=== WHAT YOU SHOULD DO ===
Write down each entry again, exactly as it reads.

** START **

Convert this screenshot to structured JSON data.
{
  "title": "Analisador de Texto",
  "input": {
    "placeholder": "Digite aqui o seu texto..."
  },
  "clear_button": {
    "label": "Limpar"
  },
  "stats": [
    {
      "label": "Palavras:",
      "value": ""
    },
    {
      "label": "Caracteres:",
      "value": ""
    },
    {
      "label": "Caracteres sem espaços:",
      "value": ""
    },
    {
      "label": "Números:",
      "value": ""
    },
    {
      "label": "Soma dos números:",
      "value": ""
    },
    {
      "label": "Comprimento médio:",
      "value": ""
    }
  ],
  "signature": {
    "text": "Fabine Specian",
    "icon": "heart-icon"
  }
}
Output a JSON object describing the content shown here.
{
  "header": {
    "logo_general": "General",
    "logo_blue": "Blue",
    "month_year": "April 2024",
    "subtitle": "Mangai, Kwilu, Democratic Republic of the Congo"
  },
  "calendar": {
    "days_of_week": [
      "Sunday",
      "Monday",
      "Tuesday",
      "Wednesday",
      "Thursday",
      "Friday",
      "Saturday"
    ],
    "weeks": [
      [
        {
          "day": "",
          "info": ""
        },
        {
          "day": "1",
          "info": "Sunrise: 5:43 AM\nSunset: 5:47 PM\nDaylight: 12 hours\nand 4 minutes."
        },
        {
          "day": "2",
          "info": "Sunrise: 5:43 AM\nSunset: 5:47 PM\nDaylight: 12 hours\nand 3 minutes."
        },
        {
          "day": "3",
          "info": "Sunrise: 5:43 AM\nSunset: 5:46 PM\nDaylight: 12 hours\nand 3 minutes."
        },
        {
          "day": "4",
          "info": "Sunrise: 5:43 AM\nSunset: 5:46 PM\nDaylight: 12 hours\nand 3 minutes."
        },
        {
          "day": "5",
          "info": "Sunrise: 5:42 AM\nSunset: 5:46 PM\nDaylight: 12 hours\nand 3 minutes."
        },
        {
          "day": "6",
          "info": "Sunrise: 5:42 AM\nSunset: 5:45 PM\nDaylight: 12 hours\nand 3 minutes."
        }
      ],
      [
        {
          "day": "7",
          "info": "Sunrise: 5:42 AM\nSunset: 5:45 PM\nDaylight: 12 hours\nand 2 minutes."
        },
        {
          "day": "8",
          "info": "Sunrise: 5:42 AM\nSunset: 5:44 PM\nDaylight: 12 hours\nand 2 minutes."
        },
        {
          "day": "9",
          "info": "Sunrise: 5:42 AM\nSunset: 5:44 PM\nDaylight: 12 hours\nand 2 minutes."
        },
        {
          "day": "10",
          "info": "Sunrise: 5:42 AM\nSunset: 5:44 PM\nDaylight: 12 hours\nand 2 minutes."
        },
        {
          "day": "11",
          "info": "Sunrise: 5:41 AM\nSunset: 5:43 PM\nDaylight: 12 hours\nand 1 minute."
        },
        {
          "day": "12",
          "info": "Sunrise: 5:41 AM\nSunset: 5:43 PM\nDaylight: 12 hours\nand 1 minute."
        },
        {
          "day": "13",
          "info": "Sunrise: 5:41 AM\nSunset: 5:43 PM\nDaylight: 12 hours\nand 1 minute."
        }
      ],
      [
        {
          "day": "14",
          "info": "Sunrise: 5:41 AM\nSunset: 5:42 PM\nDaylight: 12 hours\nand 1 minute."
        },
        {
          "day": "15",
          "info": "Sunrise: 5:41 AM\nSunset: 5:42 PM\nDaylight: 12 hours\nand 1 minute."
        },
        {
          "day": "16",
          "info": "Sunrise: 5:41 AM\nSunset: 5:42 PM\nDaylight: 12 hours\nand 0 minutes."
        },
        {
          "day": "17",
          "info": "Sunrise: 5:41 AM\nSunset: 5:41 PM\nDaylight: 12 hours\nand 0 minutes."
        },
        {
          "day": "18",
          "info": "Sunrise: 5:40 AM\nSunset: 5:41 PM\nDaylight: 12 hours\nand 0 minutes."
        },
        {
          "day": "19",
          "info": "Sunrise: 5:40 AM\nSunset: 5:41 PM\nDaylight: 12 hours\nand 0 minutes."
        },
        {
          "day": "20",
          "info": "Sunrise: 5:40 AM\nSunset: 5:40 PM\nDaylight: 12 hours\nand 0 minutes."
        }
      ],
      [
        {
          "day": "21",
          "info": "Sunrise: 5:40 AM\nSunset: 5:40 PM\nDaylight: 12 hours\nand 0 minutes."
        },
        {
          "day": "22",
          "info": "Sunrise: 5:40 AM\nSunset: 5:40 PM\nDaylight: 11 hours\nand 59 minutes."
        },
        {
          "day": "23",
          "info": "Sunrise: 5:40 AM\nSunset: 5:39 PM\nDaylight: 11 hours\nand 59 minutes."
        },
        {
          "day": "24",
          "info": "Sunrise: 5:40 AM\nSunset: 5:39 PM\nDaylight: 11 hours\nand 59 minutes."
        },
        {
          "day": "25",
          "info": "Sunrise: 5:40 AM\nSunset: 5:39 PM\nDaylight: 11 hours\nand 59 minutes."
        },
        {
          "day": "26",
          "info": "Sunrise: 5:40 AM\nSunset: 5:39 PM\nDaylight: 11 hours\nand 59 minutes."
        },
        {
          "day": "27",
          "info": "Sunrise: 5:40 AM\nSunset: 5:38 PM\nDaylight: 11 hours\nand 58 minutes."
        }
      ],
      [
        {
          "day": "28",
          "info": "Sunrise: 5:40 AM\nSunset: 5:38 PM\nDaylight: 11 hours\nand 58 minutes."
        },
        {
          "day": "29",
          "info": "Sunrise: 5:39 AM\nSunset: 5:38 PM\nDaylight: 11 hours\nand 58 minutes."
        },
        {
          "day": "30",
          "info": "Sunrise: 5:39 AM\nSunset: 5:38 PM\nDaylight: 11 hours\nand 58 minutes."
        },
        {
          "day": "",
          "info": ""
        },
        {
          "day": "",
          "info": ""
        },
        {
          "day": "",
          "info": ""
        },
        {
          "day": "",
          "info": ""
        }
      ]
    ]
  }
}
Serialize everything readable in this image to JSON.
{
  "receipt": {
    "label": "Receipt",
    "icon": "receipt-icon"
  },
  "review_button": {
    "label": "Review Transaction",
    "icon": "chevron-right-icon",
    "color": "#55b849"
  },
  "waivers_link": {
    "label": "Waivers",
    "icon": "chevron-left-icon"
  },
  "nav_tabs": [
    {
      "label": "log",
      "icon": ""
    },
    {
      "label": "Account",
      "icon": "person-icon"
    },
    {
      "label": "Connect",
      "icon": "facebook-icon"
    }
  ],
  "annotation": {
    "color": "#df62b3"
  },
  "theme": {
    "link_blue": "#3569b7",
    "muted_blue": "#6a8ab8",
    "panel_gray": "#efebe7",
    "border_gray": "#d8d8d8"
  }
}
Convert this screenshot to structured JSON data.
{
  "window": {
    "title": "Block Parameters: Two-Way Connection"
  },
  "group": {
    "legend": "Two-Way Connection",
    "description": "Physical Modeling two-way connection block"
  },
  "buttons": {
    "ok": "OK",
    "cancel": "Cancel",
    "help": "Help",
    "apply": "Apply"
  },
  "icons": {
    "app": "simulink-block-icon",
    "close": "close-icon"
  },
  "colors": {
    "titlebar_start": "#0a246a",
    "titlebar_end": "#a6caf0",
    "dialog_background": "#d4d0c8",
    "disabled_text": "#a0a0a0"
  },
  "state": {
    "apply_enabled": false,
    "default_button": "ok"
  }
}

** END **

=== FINISHED TASK ===
Convert this screenshot to structured JSON data.
{
  "title": "Analisador de Texto",
  "input": {
    "placeholder": "Digite aqui o seu texto..."
  },
  "clear_button": {
    "label": "Limpar"
  },
  "stats": [
    {
      "label": "Palavras:",
      "value": ""
    },
    {
      "label": "Caracteres:",
      "value": ""
    },
    {
      "label": "Caracteres sem espaços:",
      "value": ""
    },
    {
      "label": "Números:",
      "value": ""
    },
    {
      "label": "Soma dos números:",
      "value": ""
    },
    {
      "label": "Comprimento médio:",
      "value": ""
    }
  ],
  "signature": {
    "text": "Fabine Specian",
    "icon": "heart-icon"
  }
}
Output a JSON object describing the content shown here.
{
  "header": {
    "logo_general": "General",
    "logo_blue": "Blue",
    "month_year": "April 2024",
    "subtitle": "Mangai, Kwilu, Democratic Republic of the Congo"
  },
  "calendar": {
    "days_of_week": [
      "Sunday",
      "Monday",
      "Tuesday",
      "Wednesday",
      "Thursday",
      "Friday",
      "Saturday"
    ],
    "weeks": [
      [
        {
          "day": "",
          "info": ""
        },
        {
          "day": "1",
          "info": "Sunrise: 5:43 AM\nSunset: 5:47 PM\nDaylight: 12 hours\nand 4 minutes."
        },
        {
          "day": "2",
          "info": "Sunrise: 5:43 AM\nSunset: 5:47 PM\nDaylight: 12 hours\nand 3 minutes."
        },
        {
          "day": "3",
          "info": "Sunrise: 5:43 AM\nSunset: 5:46 PM\nDaylight: 12 hours\nand 3 minutes."
        },
        {
          "day": "4",
          "info": "Sunrise: 5:43 AM\nSunset: 5:46 PM\nDaylight: 12 hours\nand 3 minutes."
        },
        {
          "day": "5",
          "info": "Sunrise: 5:42 AM\nSunset: 5:46 PM\nDaylight: 12 hours\nand 3 minutes."
        },
        {
          "day": "6",
          "info": "Sunrise: 5:42 AM\nSunset: 5:45 PM\nDaylight: 12 hours\nand 3 minutes."
        }
      ],
      [
        {
          "day": "7",
          "info": "Sunrise: 5:42 AM\nSunset: 5:45 PM\nDaylight: 12 hours\nand 2 minutes."
        },
        {
          "day": "8",
          "info": "Sunrise: 5:42 AM\nSunset: 5:44 PM\nDaylight: 12 hours\nand 2 minutes."
        },
        {
          "day": "9",
          "info": "Sunrise: 5:42 AM\nSunset: 5:44 PM\nDaylight: 12 hours\nand 2 minutes."
        },
        {
          "day": "10",
          "info": "Sunrise: 5:42 AM\nSunset: 5:44 PM\nDaylight: 12 hours\nand 2 minutes."
        },
        {
          "day": "11",
          "info": "Sunrise: 5:41 AM\nSunset: 5:43 PM\nDaylight: 12 hours\nand 1 minute."
        },
        {
          "day": "12",
          "info": "Sunrise: 5:41 AM\nSunset: 5:43 PM\nDaylight: 12 hours\nand 1 minute."
        },
        {
          "day": "13",
          "info": "Sunrise: 5:41 AM\nSunset: 5:43 PM\nDaylight: 12 hours\nand 1 minute."
        }
      ],
      [
        {
          "day": "14",
          "info": "Sunrise: 5:41 AM\nSunset: 5:42 PM\nDaylight: 12 hours\nand 1 minute."
        },
        {
          "day": "15",
          "info": "Sunrise: 5:41 AM\nSunset: 5:42 PM\nDaylight: 12 hours\nand 1 minute."
        },
        {
          "day": "16",
          "info": "Sunrise: 5:41 AM\nSunset: 5:42 PM\nDaylight: 12 hours\nand 0 minutes."
        },
        {
          "day": "17",
          "info": "Sunrise: 5:41 AM\nSunset: 5:41 PM\nDaylight: 12 hours\nand 0 minutes."
        },
        {
          "day": "18",
          "info": "Sunrise: 5:40 AM\nSunset: 5:41 PM\nDaylight: 12 hours\nand 0 minutes."
        },
        {
          "day": "19",
          "info": "Sunrise: 5:40 AM\nSunset: 5:41 PM\nDaylight: 12 hours\nand 0 minutes."
        },
        {
          "day": "20",
          "info": "Sunrise: 5:40 AM\nSunset: 5:40 PM\nDaylight: 12 hours\nand 0 minutes."
        }
      ],
      [
        {
          "day": "21",
          "info": "Sunrise: 5:40 AM\nSunset: 5:40 PM\nDaylight: 12 hours\nand 0 minutes."
        },
        {
          "day": "22",
          "info": "Sunrise: 5:40 AM\nSunset: 5:40 PM\nDaylight: 11 hours\nand 59 minutes."
        },
        {
          "day": "23",
          "info": "Sunrise: 5:40 AM\nSunset: 5:39 PM\nDaylight: 11 hours\nand 59 minutes."
        },
        {
          "day": "24",
          "info": "Sunrise: 5:40 AM\nSunset: 5:39 PM\nDaylight: 11 hours\nand 59 minutes."
        },
        {
          "day": "25",
          "info": "Sunrise: 5:40 AM\nSunset: 5:39 PM\nDaylight: 11 hours\nand 59 minutes."
        },
        {
          "day": "26",
          "info": "Sunrise: 5:40 AM\nSunset: 5:39 PM\nDaylight: 11 hours\nand 59 minutes."
        },
        {
          "day": "27",
          "info": "Sunrise: 5:40 AM\nSunset: 5:38 PM\nDaylight: 11 hours\nand 58 minutes."
        }
      ],
      [
        {
          "day": "28",
          "info": "Sunrise: 5:40 AM\nSunset: 5:38 PM\nDaylight: 11 hours\nand 58 minutes."
        },
        {
          "day": "29",
          "info": "Sunrise: 5:39 AM\nSunset: 5:38 PM\nDaylight: 11 hours\nand 58 minutes."
        },
        {
          "day": "30",
          "info": "Sunrise: 5:39 AM\nSunset: 5:38 PM\nDaylight: 11 hours\nand 58 minutes."
        },
        {
          "day": "",
          "info": ""
        },
        {
          "day": "",
          "info": ""
        },
        {
          "day": "",
          "info": ""
        },
        {
          "day": "",
          "info": ""
        }
      ]
    ]
  }
}
Serialize everything readable in this image to JSON.
{
  "receipt": {
    "label": "Receipt",
    "icon": "receipt-icon"
  },
  "review_button": {
    "label": "Review Transaction",
    "icon": "chevron-right-icon",
    "color": "#55b849"
  },
  "waivers_link": {
    "label": "Waivers",
    "icon": "chevron-left-icon"
  },
  "nav_tabs": [
    {
      "label": "log",
      "icon": ""
    },
    {
      "label": "Account",
      "icon": "person-icon"
    },
    {
      "label": "Connect",
      "icon": "facebook-icon"
    }
  ],
  "annotation": {
    "color": "#df62b3"
  },
  "theme": {
    "link_blue": "#3569b7",
    "muted_blue": "#6a8ab8",
    "panel_gray": "#efebe7",
    "border_gray": "#d8d8d8"
  }
}
Convert this screenshot to structured JSON data.
{
  "window": {
    "title": "Block Parameters: Two-Way Connection"
  },
  "group": {
    "legend": "Two-Way Connection",
    "description": "Physical Modeling two-way connection block"
  },
  "buttons": {
    "ok": "OK",
    "cancel": "Cancel",
    "help": "Help",
    "apply": "Apply"
  },
  "icons": {
    "app": "simulink-block-icon",
    "close": "close-icon"
  },
  "colors": {
    "titlebar_start": "#0a246a",
    "titlebar_end": "#a6caf0",
    "dialog_background": "#d4d0c8",
    "disabled_text": "#a0a0a0"
  },
  "state": {
    "apply_enabled": false,
    "default_button": "ok"
  }
}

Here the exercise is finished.